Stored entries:

****************

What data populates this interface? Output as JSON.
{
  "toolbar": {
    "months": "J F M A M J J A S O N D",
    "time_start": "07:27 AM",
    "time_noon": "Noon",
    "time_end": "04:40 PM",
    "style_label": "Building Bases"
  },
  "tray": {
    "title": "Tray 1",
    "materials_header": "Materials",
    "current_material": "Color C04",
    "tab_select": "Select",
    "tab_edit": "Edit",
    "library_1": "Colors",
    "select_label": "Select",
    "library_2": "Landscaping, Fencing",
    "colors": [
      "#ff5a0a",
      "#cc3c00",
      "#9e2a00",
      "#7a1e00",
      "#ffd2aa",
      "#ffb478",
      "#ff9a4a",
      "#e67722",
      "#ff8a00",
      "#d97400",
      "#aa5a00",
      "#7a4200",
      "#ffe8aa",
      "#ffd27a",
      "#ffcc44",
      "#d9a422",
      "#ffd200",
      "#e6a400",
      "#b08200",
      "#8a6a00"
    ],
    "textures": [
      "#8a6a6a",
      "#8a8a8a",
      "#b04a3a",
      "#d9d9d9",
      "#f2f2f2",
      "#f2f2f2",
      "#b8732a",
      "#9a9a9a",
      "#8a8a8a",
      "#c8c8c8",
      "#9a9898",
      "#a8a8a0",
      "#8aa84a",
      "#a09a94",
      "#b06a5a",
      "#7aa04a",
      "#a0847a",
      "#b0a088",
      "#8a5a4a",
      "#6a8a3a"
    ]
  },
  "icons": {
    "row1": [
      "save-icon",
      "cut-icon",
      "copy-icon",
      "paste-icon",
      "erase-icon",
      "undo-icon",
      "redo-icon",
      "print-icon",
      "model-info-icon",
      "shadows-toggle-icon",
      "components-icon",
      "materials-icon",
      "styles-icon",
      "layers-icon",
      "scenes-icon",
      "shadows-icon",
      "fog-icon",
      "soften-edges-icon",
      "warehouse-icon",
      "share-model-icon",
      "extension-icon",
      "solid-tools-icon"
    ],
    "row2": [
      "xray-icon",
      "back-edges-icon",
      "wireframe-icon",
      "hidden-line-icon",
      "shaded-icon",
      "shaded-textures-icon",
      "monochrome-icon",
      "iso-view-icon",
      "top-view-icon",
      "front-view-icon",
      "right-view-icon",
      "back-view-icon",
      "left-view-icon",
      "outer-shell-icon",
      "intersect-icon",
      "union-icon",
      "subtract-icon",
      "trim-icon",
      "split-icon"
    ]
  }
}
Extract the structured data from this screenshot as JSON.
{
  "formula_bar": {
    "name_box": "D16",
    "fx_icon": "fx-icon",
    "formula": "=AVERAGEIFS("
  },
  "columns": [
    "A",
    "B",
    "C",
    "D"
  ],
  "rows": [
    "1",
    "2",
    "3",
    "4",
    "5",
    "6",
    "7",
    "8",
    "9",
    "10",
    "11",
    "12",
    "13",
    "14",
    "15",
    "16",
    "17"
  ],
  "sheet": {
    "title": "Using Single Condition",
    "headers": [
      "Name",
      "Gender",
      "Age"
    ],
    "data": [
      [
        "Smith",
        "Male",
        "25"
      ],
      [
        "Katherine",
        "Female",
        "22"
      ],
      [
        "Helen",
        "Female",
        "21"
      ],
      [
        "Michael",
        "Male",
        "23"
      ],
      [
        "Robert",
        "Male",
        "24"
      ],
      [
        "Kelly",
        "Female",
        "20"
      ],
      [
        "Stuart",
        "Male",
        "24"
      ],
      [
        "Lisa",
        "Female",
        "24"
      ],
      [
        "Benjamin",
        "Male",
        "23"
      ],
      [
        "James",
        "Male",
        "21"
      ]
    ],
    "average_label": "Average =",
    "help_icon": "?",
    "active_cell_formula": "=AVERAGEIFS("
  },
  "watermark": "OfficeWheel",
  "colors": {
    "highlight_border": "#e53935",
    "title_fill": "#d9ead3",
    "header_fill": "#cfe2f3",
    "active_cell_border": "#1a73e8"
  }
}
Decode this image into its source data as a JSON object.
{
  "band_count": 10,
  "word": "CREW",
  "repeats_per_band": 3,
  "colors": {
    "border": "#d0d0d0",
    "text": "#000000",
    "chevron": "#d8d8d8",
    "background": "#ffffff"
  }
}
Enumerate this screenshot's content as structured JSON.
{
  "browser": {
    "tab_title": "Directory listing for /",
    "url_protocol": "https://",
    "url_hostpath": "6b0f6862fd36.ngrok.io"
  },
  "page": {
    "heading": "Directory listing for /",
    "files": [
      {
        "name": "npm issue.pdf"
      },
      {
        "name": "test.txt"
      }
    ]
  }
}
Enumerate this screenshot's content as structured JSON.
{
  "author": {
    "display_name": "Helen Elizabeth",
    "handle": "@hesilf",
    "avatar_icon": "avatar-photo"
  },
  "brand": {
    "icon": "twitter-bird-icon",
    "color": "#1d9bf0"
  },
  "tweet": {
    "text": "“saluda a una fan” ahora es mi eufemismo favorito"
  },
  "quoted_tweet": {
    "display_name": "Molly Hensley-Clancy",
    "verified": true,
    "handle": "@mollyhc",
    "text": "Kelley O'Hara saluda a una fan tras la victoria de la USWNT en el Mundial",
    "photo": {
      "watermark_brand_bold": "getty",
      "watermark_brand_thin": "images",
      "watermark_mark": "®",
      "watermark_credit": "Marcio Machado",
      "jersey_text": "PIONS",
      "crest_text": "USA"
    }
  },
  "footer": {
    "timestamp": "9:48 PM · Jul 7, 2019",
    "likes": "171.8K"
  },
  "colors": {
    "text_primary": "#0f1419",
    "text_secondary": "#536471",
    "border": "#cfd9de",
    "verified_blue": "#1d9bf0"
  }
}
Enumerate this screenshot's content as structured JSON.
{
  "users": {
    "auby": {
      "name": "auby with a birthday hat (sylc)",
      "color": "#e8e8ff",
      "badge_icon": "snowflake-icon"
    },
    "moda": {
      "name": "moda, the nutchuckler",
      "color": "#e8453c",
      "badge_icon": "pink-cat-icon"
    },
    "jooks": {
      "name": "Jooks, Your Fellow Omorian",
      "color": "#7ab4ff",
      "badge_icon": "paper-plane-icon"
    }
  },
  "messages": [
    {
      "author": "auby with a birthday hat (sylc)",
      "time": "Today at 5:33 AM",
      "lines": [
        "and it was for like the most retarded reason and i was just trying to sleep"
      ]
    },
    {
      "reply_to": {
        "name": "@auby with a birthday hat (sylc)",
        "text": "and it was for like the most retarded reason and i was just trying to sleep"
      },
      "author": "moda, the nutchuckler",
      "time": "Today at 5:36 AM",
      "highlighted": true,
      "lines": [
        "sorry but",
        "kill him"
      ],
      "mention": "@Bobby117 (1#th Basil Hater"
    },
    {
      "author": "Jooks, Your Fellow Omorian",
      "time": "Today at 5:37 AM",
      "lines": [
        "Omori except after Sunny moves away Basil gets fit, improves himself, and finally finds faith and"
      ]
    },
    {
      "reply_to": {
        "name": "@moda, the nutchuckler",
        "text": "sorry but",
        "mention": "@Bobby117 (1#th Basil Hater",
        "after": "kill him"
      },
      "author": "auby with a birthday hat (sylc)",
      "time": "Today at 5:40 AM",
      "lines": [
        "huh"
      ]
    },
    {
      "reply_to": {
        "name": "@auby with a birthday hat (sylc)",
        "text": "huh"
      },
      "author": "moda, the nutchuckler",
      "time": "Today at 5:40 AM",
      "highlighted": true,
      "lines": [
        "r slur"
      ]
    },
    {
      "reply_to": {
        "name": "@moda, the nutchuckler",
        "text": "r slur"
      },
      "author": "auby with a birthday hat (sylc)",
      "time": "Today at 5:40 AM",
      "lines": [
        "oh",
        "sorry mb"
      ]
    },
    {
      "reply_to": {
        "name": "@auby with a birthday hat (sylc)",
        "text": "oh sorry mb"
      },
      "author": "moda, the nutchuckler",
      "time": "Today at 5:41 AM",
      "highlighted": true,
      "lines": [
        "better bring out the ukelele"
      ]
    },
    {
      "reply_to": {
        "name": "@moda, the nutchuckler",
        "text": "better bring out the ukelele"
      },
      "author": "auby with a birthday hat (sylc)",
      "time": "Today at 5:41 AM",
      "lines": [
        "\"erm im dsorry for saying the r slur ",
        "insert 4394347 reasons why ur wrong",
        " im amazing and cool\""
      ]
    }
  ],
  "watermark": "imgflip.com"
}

****************

■ **What is being asked**: Count the lines that include the word "Hater" and state the result as a bare number.

■ **Complete answer**: 2